課題 :: 画像形成方法の請求項を記した下記の本文で、請求項11のデータ変換部と画像形成部が含むとされる構成要素をすべて挙げてください。

出典 ::
前記第2データ変換工程において、前記複数の画像データのうちの過去に画像の形成を行ったことのある画像データの優先度を、前記第1印刷データに変換済であり且つ前記待機状態ではない画像データの次に高くする請求項7に記載の画像形成方法。
【請求項9】
前記ヘッドの状態の変化は、前記複数のノズルの間で互いに補完を行うノズル補完の態様の変化、及び/又は前記複数のノズルの間での前記画像の形成に用いるノズルの変更を含む請求項1~8のいずれか一項に記載の画像形成方法。
【請求項10】
前記ヘッドの状態が変化したことに基づいて、前記画像形成部が、変化後の前記ヘッドの状態を前記データ変換部に通知する請求項9に記載の画像形成方法。
【請求項11】
前記データ変換部は第1データ変換部及び第2データ変換部を含み、
前記画像形成部は前記第1データ変換部に接続された第1画像形成部及び前記第2データ変換部に接続された第2画像形成部を含み、
前記第1データ変換部による前記データ変換工程の実行後に前記第1画像形成部の前記ヘッドが使用不可となった場合に、前記第2データ変換工程において前記第2データ変換部により前記画像データを前記第2印刷データに変換し、前記画像形成工程において前記第2画像形成部の前記ヘッドから前記液体を吐出して前記媒体に画像を形成する請求項1~8のいずれか一項に記載の画像形成方法。

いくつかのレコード
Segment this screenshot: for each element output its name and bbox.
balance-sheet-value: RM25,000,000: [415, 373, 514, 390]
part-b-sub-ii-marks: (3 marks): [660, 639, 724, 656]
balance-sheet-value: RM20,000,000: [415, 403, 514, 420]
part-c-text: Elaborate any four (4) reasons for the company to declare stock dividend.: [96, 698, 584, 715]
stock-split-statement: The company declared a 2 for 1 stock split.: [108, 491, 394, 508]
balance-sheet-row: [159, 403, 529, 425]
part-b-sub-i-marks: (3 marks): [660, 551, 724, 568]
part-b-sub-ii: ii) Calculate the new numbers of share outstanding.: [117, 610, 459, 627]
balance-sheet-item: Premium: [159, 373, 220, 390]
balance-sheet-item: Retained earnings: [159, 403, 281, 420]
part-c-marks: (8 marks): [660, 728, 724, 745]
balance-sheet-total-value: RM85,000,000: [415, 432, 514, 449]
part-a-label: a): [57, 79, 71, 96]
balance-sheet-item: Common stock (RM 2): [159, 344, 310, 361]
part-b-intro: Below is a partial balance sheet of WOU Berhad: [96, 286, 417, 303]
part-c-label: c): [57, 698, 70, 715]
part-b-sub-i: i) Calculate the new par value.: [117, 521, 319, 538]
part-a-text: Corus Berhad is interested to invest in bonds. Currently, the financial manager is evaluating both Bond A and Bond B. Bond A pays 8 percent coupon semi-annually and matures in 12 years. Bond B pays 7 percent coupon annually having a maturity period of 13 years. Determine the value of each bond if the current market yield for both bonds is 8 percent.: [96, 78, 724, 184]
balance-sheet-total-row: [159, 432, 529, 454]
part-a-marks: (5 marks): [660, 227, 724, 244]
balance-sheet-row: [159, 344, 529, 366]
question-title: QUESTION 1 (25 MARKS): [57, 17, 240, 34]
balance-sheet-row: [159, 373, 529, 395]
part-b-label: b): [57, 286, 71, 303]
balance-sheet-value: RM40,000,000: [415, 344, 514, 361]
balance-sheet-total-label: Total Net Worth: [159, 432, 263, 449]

解答 ::
第1データ変換部
第2データ変換部
第1画像形成部
第2画像形成部